→ **SET OF TASKS**
(a) Decide whether each statement agrees with the excerpt on Starlink and radio astronomy. Answer yes or no for each, quoting the words from the excerpt that decide it: (i) About 2,000 of the objects orbiting Earth are operational. (ii) Duffy proposes putting a radio telescope on the far side of the Moon. (iii) Harvey Liszt wrote to the FCC this year.
(b) In the excerpt on Starlink and radio astronomy, when does Liszt say coordination between several national observatories and SpaceX trailed off?

** EXCERPT follows **

According to current data from the United Nations Office for Outer Space Affairs, right now there are 5,162 objects orbiting Earth, of which roughly 2,000 are operational.

Therefore, the deployment of a network of 12,000 satellites would be unprecedented. The environment we live in is constantly full of radio waves – WiFi, phone towers, and wireless networks all emit lots of radio noise, but satellites are much worse for radio telescopes than anything ground based.

"A full constellation of Starlink satellites will likely mean the end of Earth-based microwave-radio telescopes able to scan the heavens for faint radio objects," Duffy believes.

"The enormous benefits of global internet coverage will outweigh the cost to astronomers, but the loss of the radio sky is a cost to humanity as we lose our collective birthright to see the afterglow of the Big Bang or the glow of forming stars from Earth."

Duffy thinks the Starlink fleet will make this radio frequency interference "inescapable", and suggests we should "build a radio telescope on the far side of the Moon", shielded from the radio noise here on the planet.

It appears that the issues with radio astronomy interference are yet to be fully addressed by SpaceX.

Last year, US National Radio Astronomy Observatory astronomer Harvey Liszt wrote to the United States Federal Communications Commission (FCC), expressing concerns about the project.

According to Liszt, coordination between several national observatories and SpaceX "trailed off inconclusively around the middle of 2017 after a tentative and rather preliminary treatment of radio astronomy's concerns and the manner in which SpaceX planned to address them."

One of the reasons we don't have a comprehensive plan from SpaceX about the 12,000 satellites might be because these first 60 are still considered to be "test class satellites". Additionally, in 2015, industry experts questioned whether projects such as Starlink can even be profitable.

** End of EXCERPT **
** DATA SECTION follows **

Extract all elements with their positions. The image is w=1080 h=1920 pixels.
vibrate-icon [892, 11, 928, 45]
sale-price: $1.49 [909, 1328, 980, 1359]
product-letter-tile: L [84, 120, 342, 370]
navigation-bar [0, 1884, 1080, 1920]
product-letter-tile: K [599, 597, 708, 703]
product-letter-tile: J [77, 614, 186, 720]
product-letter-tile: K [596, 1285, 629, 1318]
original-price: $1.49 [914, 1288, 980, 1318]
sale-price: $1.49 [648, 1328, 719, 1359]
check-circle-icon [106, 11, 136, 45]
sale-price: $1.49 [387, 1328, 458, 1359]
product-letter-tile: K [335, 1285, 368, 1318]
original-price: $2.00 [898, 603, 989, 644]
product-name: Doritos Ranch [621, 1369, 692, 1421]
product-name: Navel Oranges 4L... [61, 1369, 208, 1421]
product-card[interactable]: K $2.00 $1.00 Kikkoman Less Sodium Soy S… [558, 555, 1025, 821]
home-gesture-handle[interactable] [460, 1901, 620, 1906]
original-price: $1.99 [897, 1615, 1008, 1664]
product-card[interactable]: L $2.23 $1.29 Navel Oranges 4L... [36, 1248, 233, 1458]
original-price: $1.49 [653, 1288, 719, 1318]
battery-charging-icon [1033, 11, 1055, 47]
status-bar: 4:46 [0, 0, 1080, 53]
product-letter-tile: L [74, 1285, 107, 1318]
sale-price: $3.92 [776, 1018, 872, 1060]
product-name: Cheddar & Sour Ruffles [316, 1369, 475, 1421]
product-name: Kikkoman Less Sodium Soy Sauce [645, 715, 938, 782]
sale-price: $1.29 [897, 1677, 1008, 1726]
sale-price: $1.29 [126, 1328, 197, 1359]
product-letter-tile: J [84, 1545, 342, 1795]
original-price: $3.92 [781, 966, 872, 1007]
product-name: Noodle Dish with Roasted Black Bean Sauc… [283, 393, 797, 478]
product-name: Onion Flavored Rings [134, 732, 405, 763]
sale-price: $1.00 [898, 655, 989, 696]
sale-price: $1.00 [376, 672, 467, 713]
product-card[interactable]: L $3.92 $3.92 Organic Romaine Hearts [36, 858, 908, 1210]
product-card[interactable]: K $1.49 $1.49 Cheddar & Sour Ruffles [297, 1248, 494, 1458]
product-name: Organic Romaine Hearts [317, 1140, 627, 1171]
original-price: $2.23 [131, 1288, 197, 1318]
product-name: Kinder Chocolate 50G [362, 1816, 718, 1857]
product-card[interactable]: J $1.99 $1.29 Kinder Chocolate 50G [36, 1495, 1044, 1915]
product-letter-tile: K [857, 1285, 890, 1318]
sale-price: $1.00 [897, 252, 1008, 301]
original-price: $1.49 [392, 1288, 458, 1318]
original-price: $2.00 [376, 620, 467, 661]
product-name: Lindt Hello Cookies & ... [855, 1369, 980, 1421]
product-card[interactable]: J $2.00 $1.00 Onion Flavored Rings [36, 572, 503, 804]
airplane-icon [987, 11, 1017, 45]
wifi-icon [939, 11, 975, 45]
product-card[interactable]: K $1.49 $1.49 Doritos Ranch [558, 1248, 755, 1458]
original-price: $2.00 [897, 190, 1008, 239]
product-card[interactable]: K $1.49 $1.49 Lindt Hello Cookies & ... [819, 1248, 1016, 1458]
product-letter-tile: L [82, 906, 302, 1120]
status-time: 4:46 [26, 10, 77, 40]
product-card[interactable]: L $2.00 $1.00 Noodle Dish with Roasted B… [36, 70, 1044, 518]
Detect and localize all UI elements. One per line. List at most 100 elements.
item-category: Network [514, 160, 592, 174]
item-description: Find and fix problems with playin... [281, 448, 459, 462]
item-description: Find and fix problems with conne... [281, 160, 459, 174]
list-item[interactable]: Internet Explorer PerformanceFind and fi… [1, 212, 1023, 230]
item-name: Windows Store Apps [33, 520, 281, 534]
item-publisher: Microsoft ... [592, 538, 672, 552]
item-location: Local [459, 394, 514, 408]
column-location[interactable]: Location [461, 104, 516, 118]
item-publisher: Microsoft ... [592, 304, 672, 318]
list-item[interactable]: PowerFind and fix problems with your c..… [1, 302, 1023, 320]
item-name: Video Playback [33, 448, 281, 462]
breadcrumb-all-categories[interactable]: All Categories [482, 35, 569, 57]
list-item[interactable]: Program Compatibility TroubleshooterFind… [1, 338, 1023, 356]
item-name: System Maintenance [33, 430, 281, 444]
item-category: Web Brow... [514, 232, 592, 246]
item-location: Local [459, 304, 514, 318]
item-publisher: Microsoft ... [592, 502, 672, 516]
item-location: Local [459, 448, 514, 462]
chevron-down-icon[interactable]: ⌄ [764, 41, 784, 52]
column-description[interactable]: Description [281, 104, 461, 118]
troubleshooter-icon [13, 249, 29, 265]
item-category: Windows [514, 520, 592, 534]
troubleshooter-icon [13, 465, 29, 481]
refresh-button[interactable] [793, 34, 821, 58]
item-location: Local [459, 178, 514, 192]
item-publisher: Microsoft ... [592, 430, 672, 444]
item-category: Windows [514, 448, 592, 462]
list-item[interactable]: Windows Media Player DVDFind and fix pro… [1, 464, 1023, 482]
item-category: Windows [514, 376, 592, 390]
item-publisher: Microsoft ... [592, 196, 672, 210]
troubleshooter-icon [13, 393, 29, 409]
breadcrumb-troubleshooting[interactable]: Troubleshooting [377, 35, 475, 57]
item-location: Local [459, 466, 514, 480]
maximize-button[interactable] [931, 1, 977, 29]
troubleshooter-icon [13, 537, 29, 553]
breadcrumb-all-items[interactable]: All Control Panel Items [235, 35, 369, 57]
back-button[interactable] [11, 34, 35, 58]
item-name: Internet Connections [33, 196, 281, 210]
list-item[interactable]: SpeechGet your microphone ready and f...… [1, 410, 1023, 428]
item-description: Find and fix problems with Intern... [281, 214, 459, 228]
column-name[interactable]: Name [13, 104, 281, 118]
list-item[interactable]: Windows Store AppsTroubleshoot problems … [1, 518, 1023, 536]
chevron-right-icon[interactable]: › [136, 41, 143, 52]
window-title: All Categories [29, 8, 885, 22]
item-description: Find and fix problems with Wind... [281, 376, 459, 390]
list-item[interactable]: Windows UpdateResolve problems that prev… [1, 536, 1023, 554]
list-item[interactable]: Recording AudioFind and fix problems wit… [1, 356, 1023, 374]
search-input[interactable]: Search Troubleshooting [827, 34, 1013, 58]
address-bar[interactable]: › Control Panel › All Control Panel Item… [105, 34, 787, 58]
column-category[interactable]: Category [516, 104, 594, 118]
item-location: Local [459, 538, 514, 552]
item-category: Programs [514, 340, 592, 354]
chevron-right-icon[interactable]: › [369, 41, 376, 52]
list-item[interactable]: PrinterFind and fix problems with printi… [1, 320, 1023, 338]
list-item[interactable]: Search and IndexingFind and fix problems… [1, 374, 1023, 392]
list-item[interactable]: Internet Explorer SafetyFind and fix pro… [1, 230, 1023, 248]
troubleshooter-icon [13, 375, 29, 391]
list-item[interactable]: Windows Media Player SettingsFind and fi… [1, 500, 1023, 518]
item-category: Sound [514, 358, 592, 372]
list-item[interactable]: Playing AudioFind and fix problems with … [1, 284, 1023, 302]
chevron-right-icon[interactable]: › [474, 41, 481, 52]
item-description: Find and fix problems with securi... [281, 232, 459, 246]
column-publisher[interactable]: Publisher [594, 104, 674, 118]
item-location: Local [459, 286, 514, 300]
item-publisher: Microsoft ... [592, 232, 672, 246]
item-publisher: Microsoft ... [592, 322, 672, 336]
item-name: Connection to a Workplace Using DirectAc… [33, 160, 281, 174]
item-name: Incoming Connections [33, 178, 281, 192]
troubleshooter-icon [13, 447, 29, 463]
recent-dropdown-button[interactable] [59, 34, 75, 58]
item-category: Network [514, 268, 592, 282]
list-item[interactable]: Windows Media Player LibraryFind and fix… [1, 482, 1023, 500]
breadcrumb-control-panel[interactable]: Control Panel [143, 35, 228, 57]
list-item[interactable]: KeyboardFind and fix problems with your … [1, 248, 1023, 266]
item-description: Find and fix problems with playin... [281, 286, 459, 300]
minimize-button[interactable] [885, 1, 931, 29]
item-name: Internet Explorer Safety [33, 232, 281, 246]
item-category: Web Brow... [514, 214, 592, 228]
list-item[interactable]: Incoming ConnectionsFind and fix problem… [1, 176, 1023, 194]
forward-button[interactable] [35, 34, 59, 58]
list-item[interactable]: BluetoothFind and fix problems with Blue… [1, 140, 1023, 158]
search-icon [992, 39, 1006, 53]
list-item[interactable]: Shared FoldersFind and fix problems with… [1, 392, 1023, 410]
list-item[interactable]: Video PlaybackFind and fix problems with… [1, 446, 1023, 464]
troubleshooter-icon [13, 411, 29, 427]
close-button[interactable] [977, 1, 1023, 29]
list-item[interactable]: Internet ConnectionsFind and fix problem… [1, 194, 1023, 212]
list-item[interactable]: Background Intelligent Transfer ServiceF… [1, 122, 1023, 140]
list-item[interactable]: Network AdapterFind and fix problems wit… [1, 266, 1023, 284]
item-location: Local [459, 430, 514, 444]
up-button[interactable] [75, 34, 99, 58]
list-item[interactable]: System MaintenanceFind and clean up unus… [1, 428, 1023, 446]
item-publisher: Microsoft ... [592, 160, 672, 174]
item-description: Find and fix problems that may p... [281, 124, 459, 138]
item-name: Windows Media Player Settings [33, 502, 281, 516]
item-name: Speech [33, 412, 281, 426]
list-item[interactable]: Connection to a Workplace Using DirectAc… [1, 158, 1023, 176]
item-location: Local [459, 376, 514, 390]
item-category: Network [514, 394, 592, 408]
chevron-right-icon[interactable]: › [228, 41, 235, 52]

** End of DATA SECTION **

→ **COMPLETED EXERCISE**
(a)
(i) Yes: "of which roughly 2,000 are operational."
(ii) Yes: "build a radio telescope on the far side of the Moon"
(iii) No: "Last year, US National Radio Astronomy Observatory astronomer Harvey Liszt wrote to the United States Federal Communications Commission (FCC)"

(b) Around the middle of 2017.